Wherever the word "történő" shows up in a line, please copy that line.

## start

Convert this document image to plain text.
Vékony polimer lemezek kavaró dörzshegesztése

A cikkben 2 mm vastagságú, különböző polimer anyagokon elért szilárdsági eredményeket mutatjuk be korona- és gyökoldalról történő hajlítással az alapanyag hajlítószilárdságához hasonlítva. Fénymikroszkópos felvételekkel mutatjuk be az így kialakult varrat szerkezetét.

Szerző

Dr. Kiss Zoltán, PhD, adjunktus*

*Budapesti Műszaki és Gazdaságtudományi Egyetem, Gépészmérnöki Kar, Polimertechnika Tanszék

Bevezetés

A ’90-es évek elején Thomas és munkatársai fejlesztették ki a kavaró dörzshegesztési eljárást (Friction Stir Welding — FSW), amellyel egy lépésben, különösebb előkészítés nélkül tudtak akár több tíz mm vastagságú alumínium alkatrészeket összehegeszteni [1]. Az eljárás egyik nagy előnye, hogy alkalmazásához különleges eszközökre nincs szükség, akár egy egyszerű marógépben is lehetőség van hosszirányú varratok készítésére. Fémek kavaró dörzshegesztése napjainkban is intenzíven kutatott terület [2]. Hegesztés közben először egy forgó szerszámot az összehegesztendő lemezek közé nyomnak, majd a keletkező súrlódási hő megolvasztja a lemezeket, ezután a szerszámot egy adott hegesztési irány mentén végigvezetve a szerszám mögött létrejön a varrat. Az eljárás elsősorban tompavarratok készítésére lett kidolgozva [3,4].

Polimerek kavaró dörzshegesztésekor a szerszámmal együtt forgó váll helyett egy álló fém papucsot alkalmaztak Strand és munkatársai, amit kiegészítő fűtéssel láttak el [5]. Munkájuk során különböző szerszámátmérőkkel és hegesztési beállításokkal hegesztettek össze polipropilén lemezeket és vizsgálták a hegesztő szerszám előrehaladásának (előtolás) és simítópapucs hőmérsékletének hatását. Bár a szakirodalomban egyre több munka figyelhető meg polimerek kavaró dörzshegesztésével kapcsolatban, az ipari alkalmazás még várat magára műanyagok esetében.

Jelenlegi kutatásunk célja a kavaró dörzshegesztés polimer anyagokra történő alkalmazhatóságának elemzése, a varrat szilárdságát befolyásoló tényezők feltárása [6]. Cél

## end
## start

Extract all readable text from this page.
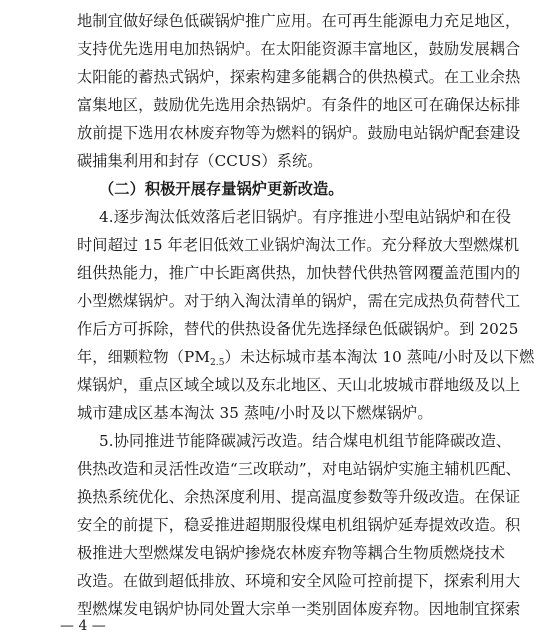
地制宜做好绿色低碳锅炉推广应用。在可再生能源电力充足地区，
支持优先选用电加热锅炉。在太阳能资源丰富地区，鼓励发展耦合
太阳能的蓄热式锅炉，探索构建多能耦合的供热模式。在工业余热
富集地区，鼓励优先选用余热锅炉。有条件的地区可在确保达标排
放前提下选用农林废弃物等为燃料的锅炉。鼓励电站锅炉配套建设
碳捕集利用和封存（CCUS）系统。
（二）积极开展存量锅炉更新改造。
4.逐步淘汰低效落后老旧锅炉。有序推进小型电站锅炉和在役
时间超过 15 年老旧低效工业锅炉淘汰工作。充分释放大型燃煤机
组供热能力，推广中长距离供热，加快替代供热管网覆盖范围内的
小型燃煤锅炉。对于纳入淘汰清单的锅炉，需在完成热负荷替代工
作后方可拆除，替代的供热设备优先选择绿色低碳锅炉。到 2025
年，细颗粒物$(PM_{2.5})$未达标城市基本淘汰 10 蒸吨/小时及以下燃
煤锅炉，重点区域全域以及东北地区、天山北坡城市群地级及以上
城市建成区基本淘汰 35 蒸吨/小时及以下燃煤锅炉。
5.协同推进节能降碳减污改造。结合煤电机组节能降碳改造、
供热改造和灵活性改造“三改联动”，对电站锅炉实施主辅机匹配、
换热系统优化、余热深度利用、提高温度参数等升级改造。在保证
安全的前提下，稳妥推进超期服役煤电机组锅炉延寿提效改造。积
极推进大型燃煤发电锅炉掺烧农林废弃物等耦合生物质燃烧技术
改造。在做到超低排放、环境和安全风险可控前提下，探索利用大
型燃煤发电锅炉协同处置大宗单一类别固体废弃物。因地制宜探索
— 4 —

## end

• [ANSWER TO THE EXERCISE]
A cikkben 2 mm vastagságú, különböző polimer anyagokon elért szilárdsági eredményeket mutatjuk be korona- és gyökoldalról történő hajlítással az alapanyag hajlítószilárdságához hasonlítva. Fénymikroszkópos felvételekkel mutatjuk be az így kialakult varrat szerkezetét.
Jelenlegi kutatásunk célja a kavaró dörzshegesztés polimer anyagokra történő alkalmazhatóságának elemzése, a varrat szilárdságát befolyásoló tényezők feltárása [6]. Cél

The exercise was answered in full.